▸ SHORT EXERCISE: From the listing that follows, extract every line and set it down unaltered.

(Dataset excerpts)
%%

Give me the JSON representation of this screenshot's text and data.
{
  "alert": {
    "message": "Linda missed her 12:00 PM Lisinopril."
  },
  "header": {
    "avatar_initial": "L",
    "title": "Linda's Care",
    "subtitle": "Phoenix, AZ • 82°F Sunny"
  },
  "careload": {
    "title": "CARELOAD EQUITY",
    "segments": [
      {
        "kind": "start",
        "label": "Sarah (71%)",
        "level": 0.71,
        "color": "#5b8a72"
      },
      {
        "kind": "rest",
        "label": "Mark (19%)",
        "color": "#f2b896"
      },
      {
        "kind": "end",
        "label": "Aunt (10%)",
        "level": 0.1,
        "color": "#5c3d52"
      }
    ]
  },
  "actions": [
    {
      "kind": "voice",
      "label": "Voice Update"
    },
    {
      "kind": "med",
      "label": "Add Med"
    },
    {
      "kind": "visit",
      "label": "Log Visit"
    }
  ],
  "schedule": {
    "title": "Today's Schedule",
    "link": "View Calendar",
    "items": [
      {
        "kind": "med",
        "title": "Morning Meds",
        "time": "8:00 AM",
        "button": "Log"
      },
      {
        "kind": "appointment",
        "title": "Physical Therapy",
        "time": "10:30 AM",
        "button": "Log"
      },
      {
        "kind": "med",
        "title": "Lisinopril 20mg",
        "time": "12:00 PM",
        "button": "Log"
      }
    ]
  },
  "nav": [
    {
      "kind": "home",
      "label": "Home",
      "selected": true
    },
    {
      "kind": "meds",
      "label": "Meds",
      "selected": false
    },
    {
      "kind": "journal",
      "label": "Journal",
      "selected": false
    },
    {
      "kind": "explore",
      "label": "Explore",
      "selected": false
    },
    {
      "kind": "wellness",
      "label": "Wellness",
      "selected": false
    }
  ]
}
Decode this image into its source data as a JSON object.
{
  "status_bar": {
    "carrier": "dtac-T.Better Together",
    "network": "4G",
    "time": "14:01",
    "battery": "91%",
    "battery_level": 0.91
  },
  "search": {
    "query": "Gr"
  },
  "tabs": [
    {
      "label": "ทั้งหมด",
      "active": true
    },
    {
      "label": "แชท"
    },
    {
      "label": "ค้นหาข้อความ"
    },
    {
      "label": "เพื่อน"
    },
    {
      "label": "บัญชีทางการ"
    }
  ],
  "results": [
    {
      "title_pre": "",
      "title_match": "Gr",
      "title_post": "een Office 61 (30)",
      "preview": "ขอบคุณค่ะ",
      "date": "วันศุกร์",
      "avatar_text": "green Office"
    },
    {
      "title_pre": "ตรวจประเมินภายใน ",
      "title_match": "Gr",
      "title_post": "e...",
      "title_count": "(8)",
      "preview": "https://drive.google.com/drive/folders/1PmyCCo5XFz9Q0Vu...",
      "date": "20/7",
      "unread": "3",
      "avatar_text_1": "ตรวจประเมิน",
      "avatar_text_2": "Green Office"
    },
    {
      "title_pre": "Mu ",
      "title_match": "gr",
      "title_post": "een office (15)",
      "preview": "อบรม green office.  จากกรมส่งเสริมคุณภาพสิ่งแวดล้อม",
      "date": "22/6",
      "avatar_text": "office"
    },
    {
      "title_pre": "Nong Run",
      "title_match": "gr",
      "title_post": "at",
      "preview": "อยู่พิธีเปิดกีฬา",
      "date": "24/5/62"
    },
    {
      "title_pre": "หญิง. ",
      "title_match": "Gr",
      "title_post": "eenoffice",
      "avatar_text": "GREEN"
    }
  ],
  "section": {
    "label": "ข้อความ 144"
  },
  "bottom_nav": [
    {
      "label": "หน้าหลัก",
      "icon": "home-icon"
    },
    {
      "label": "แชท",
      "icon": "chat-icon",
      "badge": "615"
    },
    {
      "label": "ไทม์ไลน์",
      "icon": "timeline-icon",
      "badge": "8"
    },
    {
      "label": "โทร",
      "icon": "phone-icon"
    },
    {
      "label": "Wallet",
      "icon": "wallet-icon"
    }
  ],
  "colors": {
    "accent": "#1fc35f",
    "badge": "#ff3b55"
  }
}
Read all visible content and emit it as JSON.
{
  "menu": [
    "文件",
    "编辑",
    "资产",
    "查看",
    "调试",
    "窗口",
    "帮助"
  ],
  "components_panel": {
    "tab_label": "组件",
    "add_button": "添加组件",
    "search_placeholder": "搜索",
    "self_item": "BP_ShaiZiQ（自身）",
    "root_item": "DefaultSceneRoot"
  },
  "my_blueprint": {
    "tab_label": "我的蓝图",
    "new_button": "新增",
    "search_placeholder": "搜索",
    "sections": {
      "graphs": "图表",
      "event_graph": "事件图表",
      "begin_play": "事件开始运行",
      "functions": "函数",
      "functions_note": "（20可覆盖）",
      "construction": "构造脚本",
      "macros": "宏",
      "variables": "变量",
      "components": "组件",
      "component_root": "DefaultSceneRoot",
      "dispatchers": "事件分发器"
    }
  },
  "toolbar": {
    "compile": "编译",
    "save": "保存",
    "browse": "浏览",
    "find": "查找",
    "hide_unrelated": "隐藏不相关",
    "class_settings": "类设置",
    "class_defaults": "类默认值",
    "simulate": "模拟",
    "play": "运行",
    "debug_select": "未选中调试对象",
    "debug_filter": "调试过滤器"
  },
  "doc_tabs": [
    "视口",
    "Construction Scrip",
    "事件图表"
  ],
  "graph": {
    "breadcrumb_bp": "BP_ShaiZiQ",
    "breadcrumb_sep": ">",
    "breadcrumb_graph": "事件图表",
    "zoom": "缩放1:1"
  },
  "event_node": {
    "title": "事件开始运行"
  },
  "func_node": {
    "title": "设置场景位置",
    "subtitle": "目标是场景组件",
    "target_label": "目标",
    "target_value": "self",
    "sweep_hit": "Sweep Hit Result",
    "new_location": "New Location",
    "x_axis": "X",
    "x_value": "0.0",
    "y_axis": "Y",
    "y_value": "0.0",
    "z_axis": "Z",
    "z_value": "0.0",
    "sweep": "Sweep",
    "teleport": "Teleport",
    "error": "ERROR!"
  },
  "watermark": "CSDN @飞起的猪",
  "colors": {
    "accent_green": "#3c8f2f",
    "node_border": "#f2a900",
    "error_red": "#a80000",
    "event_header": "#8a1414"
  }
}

%%

▸ WRITTEN ANSWER:
Give me the JSON representation of this screenshot's text and data.
{
  "alert": {
    "message": "Linda missed her 12:00 PM Lisinopril."
  },
  "header": {
    "avatar_initial": "L",
    "title": "Linda's Care",
    "subtitle": "Phoenix, AZ • 82°F Sunny"
  },
  "careload": {
    "title": "CARELOAD EQUITY",
    "segments": [
      {
        "kind": "start",
        "label": "Sarah (71%)",
        "level": 0.71,
        "color": "#5b8a72"
      },
      {
        "kind": "rest",
        "label": "Mark (19%)",
        "color": "#f2b896"
      },
      {
        "kind": "end",
        "label": "Aunt (10%)",
        "level": 0.1,
        "color": "#5c3d52"
      }
    ]
  },
  "actions": [
    {
      "kind": "voice",
      "label": "Voice Update"
    },
    {
      "kind": "med",
      "label": "Add Med"
    },
    {
      "kind": "visit",
      "label": "Log Visit"
    }
  ],
  "schedule": {
    "title": "Today's Schedule",
    "link": "View Calendar",
    "items": [
      {
        "kind": "med",
        "title": "Morning Meds",
        "time": "8:00 AM",
        "button": "Log"
      },
      {
        "kind": "appointment",
        "title": "Physical Therapy",
        "time": "10:30 AM",
        "button": "Log"
      },
      {
        "kind": "med",
        "title": "Lisinopril 20mg",
        "time": "12:00 PM",
        "button": "Log"
      }
    ]
  },
  "nav": [
    {
      "kind": "home",
      "label": "Home",
      "selected": true
    },
    {
      "kind": "meds",
      "label": "Meds",
      "selected": false
    },
    {
      "kind": "journal",
      "label": "Journal",
      "selected": false
    },
    {
      "kind": "explore",
      "label": "Explore",
      "selected": false
    },
    {
      "kind": "wellness",
      "label": "Wellness",
      "selected": false
    }
  ]
}
Decode this image into its source data as a JSON object.
{
  "status_bar": {
    "carrier": "dtac-T.Better Together",
    "network": "4G",
    "time": "14:01",
    "battery": "91%",
    "battery_level": 0.91
  },
  "search": {
    "query": "Gr"
  },
  "tabs": [
    {
      "label": "ทั้งหมด",
      "active": true
    },
    {
      "label": "แชท"
    },
    {
      "label": "ค้นหาข้อความ"
    },
    {
      "label": "เพื่อน"
    },
    {
      "label": "บัญชีทางการ"
    }
  ],
  "results": [
    {
      "title_pre": "",
      "title_match": "Gr",
      "title_post": "een Office 61 (30)",
      "preview": "ขอบคุณค่ะ",
      "date": "วันศุกร์",
      "avatar_text": "green Office"
    },
    {
      "title_pre": "ตรวจประเมินภายใน ",
      "title_match": "Gr",
      "title_post": "e...",
      "title_count": "(8)",
      "preview": "https://drive.google.com/drive/folders/1PmyCCo5XFz9Q0Vu...",
      "date": "20/7",
      "unread": "3",
      "avatar_text_1": "ตรวจประเมิน",
      "avatar_text_2": "Green Office"
    },
    {
      "title_pre": "Mu ",
      "title_match": "gr",
      "title_post": "een office (15)",
      "preview": "อบรม green office.  จากกรมส่งเสริมคุณภาพสิ่งแวดล้อม",
      "date": "22/6",
      "avatar_text": "office"
    },
    {
      "title_pre": "Nong Run",
      "title_match": "gr",
      "title_post": "at",
      "preview": "อยู่พิธีเปิดกีฬา",
      "date": "24/5/62"
    },
    {
      "title_pre": "หญิง. ",
      "title_match": "Gr",
      "title_post": "eenoffice",
      "avatar_text": "GREEN"
    }
  ],
  "section": {
    "label": "ข้อความ 144"
  },
  "bottom_nav": [
    {
      "label": "หน้าหลัก",
      "icon": "home-icon"
    },
    {
      "label": "แชท",
      "icon": "chat-icon",
      "badge": "615"
    },
    {
      "label": "ไทม์ไลน์",
      "icon": "timeline-icon",
      "badge": "8"
    },
    {
      "label": "โทร",
      "icon": "phone-icon"
    },
    {
      "label": "Wallet",
      "icon": "wallet-icon"
    }
  ],
  "colors": {
    "accent": "#1fc35f",
    "badge": "#ff3b55"
  }
}
Read all visible content and emit it as JSON.
{
  "menu": [
    "文件",
    "编辑",
    "资产",
    "查看",
    "调试",
    "窗口",
    "帮助"
  ],
  "components_panel": {
    "tab_label": "组件",
    "add_button": "添加组件",
    "search_placeholder": "搜索",
    "self_item": "BP_ShaiZiQ（自身）",
    "root_item": "DefaultSceneRoot"
  },
  "my_blueprint": {
    "tab_label": "我的蓝图",
    "new_button": "新增",
    "search_placeholder": "搜索",
    "sections": {
      "graphs": "图表",
      "event_graph": "事件图表",
      "begin_play": "事件开始运行",
      "functions": "函数",
      "functions_note": "（20可覆盖）",
      "construction": "构造脚本",
      "macros": "宏",
      "variables": "变量",
      "components": "组件",
      "component_root": "DefaultSceneRoot",
      "dispatchers": "事件分发器"
    }
  },
  "toolbar": {
    "compile": "编译",
    "save": "保存",
    "browse": "浏览",
    "find": "查找",
    "hide_unrelated": "隐藏不相关",
    "class_settings": "类设置",
    "class_defaults": "类默认值",
    "simulate": "模拟",
    "play": "运行",
    "debug_select": "未选中调试对象",
    "debug_filter": "调试过滤器"
  },
  "doc_tabs": [
    "视口",
    "Construction Scrip",
    "事件图表"
  ],
  "graph": {
    "breadcrumb_bp": "BP_ShaiZiQ",
    "breadcrumb_sep": ">",
    "breadcrumb_graph": "事件图表",
    "zoom": "缩放1:1"
  },
  "event_node": {
    "title": "事件开始运行"
  },
  "func_node": {
    "title": "设置场景位置",
    "subtitle": "目标是场景组件",
    "target_label": "目标",
    "target_value": "self",
    "sweep_hit": "Sweep Hit Result",
    "new_location": "New Location",
    "x_axis": "X",
    "x_value": "0.0",
    "y_axis": "Y",
    "y_value": "0.0",
    "z_axis": "Z",
    "z_value": "0.0",
    "sweep": "Sweep",
    "teleport": "Teleport",
    "error": "ERROR!"
  },
  "watermark": "CSDN @飞起的猪",
  "colors": {
    "accent_green": "#3c8f2f",
    "node_border": "#f2a900",
    "error_red": "#a80000",
    "event_header": "#8a1414"
  }
}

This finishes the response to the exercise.